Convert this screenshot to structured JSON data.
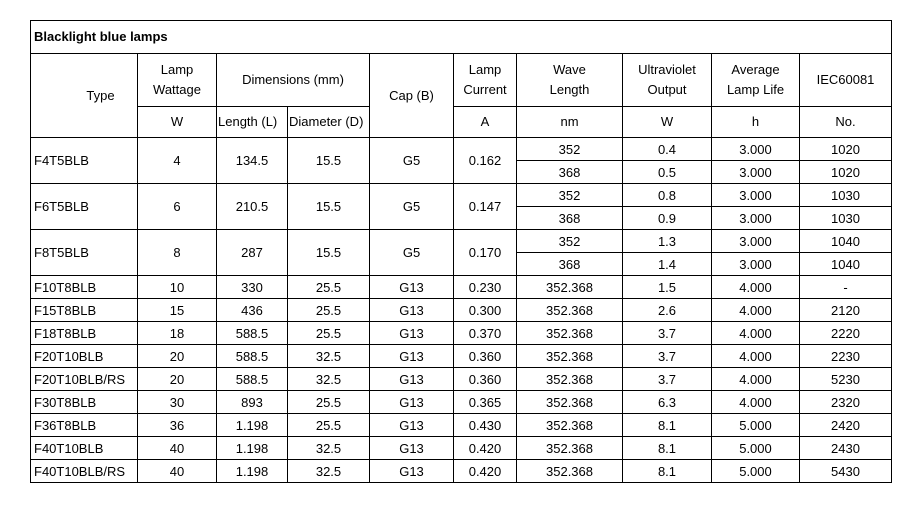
{
  "title": "Blacklight blue lamps",
  "header": {
    "top": [
      [
        "Type"
      ],
      [
        "Lamp",
        "Wattage"
      ],
      [
        "Dimensions (mm)"
      ],
      [
        "Cap (B)"
      ],
      [
        "Lamp",
        "Current"
      ],
      [
        "Wave",
        "Length"
      ],
      [
        "Ultraviolet",
        "Output"
      ],
      [
        "Average",
        "Lamp Life"
      ],
      [
        "IEC60081"
      ]
    ],
    "units": [
      "W",
      "Length (L)",
      "Diameter (D)",
      "A",
      "nm",
      "W",
      "h",
      "No."
    ]
  },
  "rows": [
    {
      "main": [
        "F4T5BLB",
        "4",
        "134.5",
        "15.5",
        "G5",
        "0.162"
      ],
      "sub": [
        [
          "352",
          "0.4",
          "3.000",
          "1020"
        ],
        [
          "368",
          "0.5",
          "3.000",
          "1020"
        ]
      ]
    },
    {
      "main": [
        "F6T5BLB",
        "6",
        "210.5",
        "15.5",
        "G5",
        "0.147"
      ],
      "sub": [
        [
          "352",
          "0.8",
          "3.000",
          "1030"
        ],
        [
          "368",
          "0.9",
          "3.000",
          "1030"
        ]
      ]
    },
    {
      "main": [
        "F8T5BLB",
        "8",
        "287",
        "15.5",
        "G5",
        "0.170"
      ],
      "sub": [
        [
          "352",
          "1.3",
          "3.000",
          "1040"
        ],
        [
          "368",
          "1.4",
          "3.000",
          "1040"
        ]
      ]
    },
    {
      "main": [
        "F10T8BLB",
        "10",
        "330",
        "25.5",
        "G13",
        "0.230"
      ],
      "sub": [
        [
          "352.368",
          "1.5",
          "4.000",
          "-"
        ]
      ]
    },
    {
      "main": [
        "F15T8BLB",
        "15",
        "436",
        "25.5",
        "G13",
        "0.300"
      ],
      "sub": [
        [
          "352.368",
          "2.6",
          "4.000",
          "2120"
        ]
      ]
    },
    {
      "main": [
        "F18T8BLB",
        "18",
        "588.5",
        "25.5",
        "G13",
        "0.370"
      ],
      "sub": [
        [
          "352.368",
          "3.7",
          "4.000",
          "2220"
        ]
      ]
    },
    {
      "main": [
        "F20T10BLB",
        "20",
        "588.5",
        "32.5",
        "G13",
        "0.360"
      ],
      "sub": [
        [
          "352.368",
          "3.7",
          "4.000",
          "2230"
        ]
      ]
    },
    {
      "main": [
        "F20T10BLB/RS",
        "20",
        "588.5",
        "32.5",
        "G13",
        "0.360"
      ],
      "sub": [
        [
          "352.368",
          "3.7",
          "4.000",
          "5230"
        ]
      ]
    },
    {
      "main": [
        "F30T8BLB",
        "30",
        "893",
        "25.5",
        "G13",
        "0.365"
      ],
      "sub": [
        [
          "352.368",
          "6.3",
          "4.000",
          "2320"
        ]
      ]
    },
    {
      "main": [
        "F36T8BLB",
        "36",
        "1.198",
        "25.5",
        "G13",
        "0.430"
      ],
      "sub": [
        [
          "352.368",
          "8.1",
          "5.000",
          "2420"
        ]
      ]
    },
    {
      "main": [
        "F40T10BLB",
        "40",
        "1.198",
        "32.5",
        "G13",
        "0.420"
      ],
      "sub": [
        [
          "352.368",
          "8.1",
          "5.000",
          "2430"
        ]
      ]
    },
    {
      "main": [
        "F40T10BLB/RS",
        "40",
        "1.198",
        "32.5",
        "G13",
        "0.420"
      ],
      "sub": [
        [
          "352.368",
          "8.1",
          "5.000",
          "5430"
        ]
      ]
    }
  ]
}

▶ Goal: Write every entry out again exactly, dropping the pictures.

▶ Written response:
Convert this screenshot to structured JSON data.
{
  "title": "Blacklight blue lamps",
  "header": {
    "top": [
      [
        "Type"
      ],
      [
        "Lamp",
        "Wattage"
      ],
      [
        "Dimensions (mm)"
      ],
      [
        "Cap (B)"
      ],
      [
        "Lamp",
        "Current"
      ],
      [
        "Wave",
        "Length"
      ],
      [
        "Ultraviolet",
        "Output"
      ],
      [
        "Average",
        "Lamp Life"
      ],
      [
        "IEC60081"
      ]
    ],
    "units": [
      "W",
      "Length (L)",
      "Diameter (D)",
      "A",
      "nm",
      "W",
      "h",
      "No."
    ]
  },
  "rows": [
    {
      "main": [
        "F4T5BLB",
        "4",
        "134.5",
        "15.5",
        "G5",
        "0.162"
      ],
      "sub": [
        [
          "352",
          "0.4",
          "3.000",
          "1020"
        ],
        [
          "368",
          "0.5",
          "3.000",
          "1020"
        ]
      ]
    },
    {
      "main": [
        "F6T5BLB",
        "6",
        "210.5",
        "15.5",
        "G5",
        "0.147"
      ],
      "sub": [
        [
          "352",
          "0.8",
          "3.000",
          "1030"
        ],
        [
          "368",
          "0.9",
          "3.000",
          "1030"
        ]
      ]
    },
    {
      "main": [
        "F8T5BLB",
        "8",
        "287",
        "15.5",
        "G5",
        "0.170"
      ],
      "sub": [
        [
          "352",
          "1.3",
          "3.000",
          "1040"
        ],
        [
          "368",
          "1.4",
          "3.000",
          "1040"
        ]
      ]
    },
    {
      "main": [
        "F10T8BLB",
        "10",
        "330",
        "25.5",
        "G13",
        "0.230"
      ],
      "sub": [
        [
          "352.368",
          "1.5",
          "4.000",
          "-"
        ]
      ]
    },
    {
      "main": [
        "F15T8BLB",
        "15",
        "436",
        "25.5",
        "G13",
        "0.300"
      ],
      "sub": [
        [
          "352.368",
          "2.6",
          "4.000",
          "2120"
        ]
      ]
    },
    {
      "main": [
        "F18T8BLB",
        "18",
        "588.5",
        "25.5",
        "G13",
        "0.370"
      ],
      "sub": [
        [
          "352.368",
          "3.7",
          "4.000",
          "2220"
        ]
      ]
    },
    {
      "main": [
        "F20T10BLB",
        "20",
        "588.5",
        "32.5",
        "G13",
        "0.360"
      ],
      "sub": [
        [
          "352.368",
          "3.7",
          "4.000",
          "2230"
        ]
      ]
    },
    {
      "main": [
        "F20T10BLB/RS",
        "20",
        "588.5",
        "32.5",
        "G13",
        "0.360"
      ],
      "sub": [
        [
          "352.368",
          "3.7",
          "4.000",
          "5230"
        ]
      ]
    },
    {
      "main": [
        "F30T8BLB",
        "30",
        "893",
        "25.5",
        "G13",
        "0.365"
      ],
      "sub": [
        [
          "352.368",
          "6.3",
          "4.000",
          "2320"
        ]
      ]
    },
    {
      "main": [
        "F36T8BLB",
        "36",
        "1.198",
        "25.5",
        "G13",
        "0.430"
      ],
      "sub": [
        [
          "352.368",
          "8.1",
          "5.000",
          "2420"
        ]
      ]
    },
    {
      "main": [
        "F40T10BLB",
        "40",
        "1.198",
        "32.5",
        "G13",
        "0.420"
      ],
      "sub": [
        [
          "352.368",
          "8.1",
          "5.000",
          "2430"
        ]
      ]
    },
    {
      "main": [
        "F40T10BLB/RS",
        "40",
        "1.198",
        "32.5",
        "G13",
        "0.420"
      ],
      "sub": [
        [
          "352.368",
          "8.1",
          "5.000",
          "5430"
        ]
      ]
    }
  ]
}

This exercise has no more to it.